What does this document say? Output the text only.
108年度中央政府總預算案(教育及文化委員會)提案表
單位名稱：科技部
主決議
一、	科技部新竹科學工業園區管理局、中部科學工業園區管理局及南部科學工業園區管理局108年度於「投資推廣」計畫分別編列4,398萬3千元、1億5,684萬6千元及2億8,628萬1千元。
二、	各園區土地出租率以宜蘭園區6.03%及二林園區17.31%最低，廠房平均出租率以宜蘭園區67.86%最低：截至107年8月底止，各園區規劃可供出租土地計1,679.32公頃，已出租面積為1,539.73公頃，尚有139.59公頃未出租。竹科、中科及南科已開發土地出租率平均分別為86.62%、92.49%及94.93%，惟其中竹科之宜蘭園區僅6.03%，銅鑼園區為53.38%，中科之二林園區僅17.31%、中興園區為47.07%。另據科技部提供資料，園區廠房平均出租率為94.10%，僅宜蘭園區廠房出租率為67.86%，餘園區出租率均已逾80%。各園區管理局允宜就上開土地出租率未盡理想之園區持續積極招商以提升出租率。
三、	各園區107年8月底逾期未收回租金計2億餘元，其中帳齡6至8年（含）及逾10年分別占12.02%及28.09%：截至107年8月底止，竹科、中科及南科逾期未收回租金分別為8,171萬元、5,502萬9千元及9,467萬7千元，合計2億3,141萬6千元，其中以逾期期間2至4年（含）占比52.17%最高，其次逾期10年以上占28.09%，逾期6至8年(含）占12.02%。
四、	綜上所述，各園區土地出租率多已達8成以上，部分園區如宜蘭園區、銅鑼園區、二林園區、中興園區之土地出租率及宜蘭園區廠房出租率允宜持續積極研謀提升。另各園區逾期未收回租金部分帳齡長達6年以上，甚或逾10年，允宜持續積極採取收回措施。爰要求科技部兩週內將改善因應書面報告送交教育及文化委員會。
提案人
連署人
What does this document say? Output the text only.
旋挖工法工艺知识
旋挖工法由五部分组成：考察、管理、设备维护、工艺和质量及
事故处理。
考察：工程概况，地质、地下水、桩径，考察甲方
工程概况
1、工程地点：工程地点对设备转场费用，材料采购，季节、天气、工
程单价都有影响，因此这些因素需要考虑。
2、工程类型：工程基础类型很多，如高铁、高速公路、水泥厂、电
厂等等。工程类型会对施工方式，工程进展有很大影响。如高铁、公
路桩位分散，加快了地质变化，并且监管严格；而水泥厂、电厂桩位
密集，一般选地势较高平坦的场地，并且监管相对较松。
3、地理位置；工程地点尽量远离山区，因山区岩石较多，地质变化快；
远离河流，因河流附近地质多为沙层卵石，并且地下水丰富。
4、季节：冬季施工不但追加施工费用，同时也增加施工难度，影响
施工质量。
★ ★ ★
Repeat all of the records above exactly as they appear.

**Result**:
What does this document say? Output the text only.
108年度中央政府總預算案(教育及文化委員會)提案表
單位名稱：科技部
主決議
一、	科技部新竹科學工業園區管理局、中部科學工業園區管理局及南部科學工業園區管理局108年度於「投資推廣」計畫分別編列4,398萬3千元、1億5,684萬6千元及2億8,628萬1千元。
二、	各園區土地出租率以宜蘭園區6.03%及二林園區17.31%最低，廠房平均出租率以宜蘭園區67.86%最低：截至107年8月底止，各園區規劃可供出租土地計1,679.32公頃，已出租面積為1,539.73公頃，尚有139.59公頃未出租。竹科、中科及南科已開發土地出租率平均分別為86.62%、92.49%及94.93%，惟其中竹科之宜蘭園區僅6.03%，銅鑼園區為53.38%，中科之二林園區僅17.31%、中興園區為47.07%。另據科技部提供資料，園區廠房平均出租率為94.10%，僅宜蘭園區廠房出租率為67.86%，餘園區出租率均已逾80%。各園區管理局允宜就上開土地出租率未盡理想之園區持續積極招商以提升出租率。
三、	各園區107年8月底逾期未收回租金計2億餘元，其中帳齡6至8年（含）及逾10年分別占12.02%及28.09%：截至107年8月底止，竹科、中科及南科逾期未收回租金分別為8,171萬元、5,502萬9千元及9,467萬7千元，合計2億3,141萬6千元，其中以逾期期間2至4年（含）占比52.17%最高，其次逾期10年以上占28.09%，逾期6至8年(含）占12.02%。
四、	綜上所述，各園區土地出租率多已達8成以上，部分園區如宜蘭園區、銅鑼園區、二林園區、中興園區之土地出租率及宜蘭園區廠房出租率允宜持續積極研謀提升。另各園區逾期未收回租金部分帳齡長達6年以上，甚或逾10年，允宜持續積極採取收回措施。爰要求科技部兩週內將改善因應書面報告送交教育及文化委員會。
提案人
連署人
What does this document say? Output the text only.
旋挖工法工艺知识
旋挖工法由五部分组成：考察、管理、设备维护、工艺和质量及
事故处理。
考察：工程概况，地质、地下水、桩径，考察甲方
工程概况
1、工程地点：工程地点对设备转场费用，材料采购，季节、天气、工
程单价都有影响，因此这些因素需要考虑。
2、工程类型：工程基础类型很多，如高铁、高速公路、水泥厂、电
厂等等。工程类型会对施工方式，工程进展有很大影响。如高铁、公
路桩位分散，加快了地质变化，并且监管严格；而水泥厂、电厂桩位
密集，一般选地势较高平坦的场地，并且监管相对较松。
3、地理位置；工程地点尽量远离山区，因山区岩石较多，地质变化快；
远离河流，因河流附近地质多为沙层卵石，并且地下水丰富。
4、季节：冬季施工不但追加施工费用，同时也增加施工难度，影响
施工质量。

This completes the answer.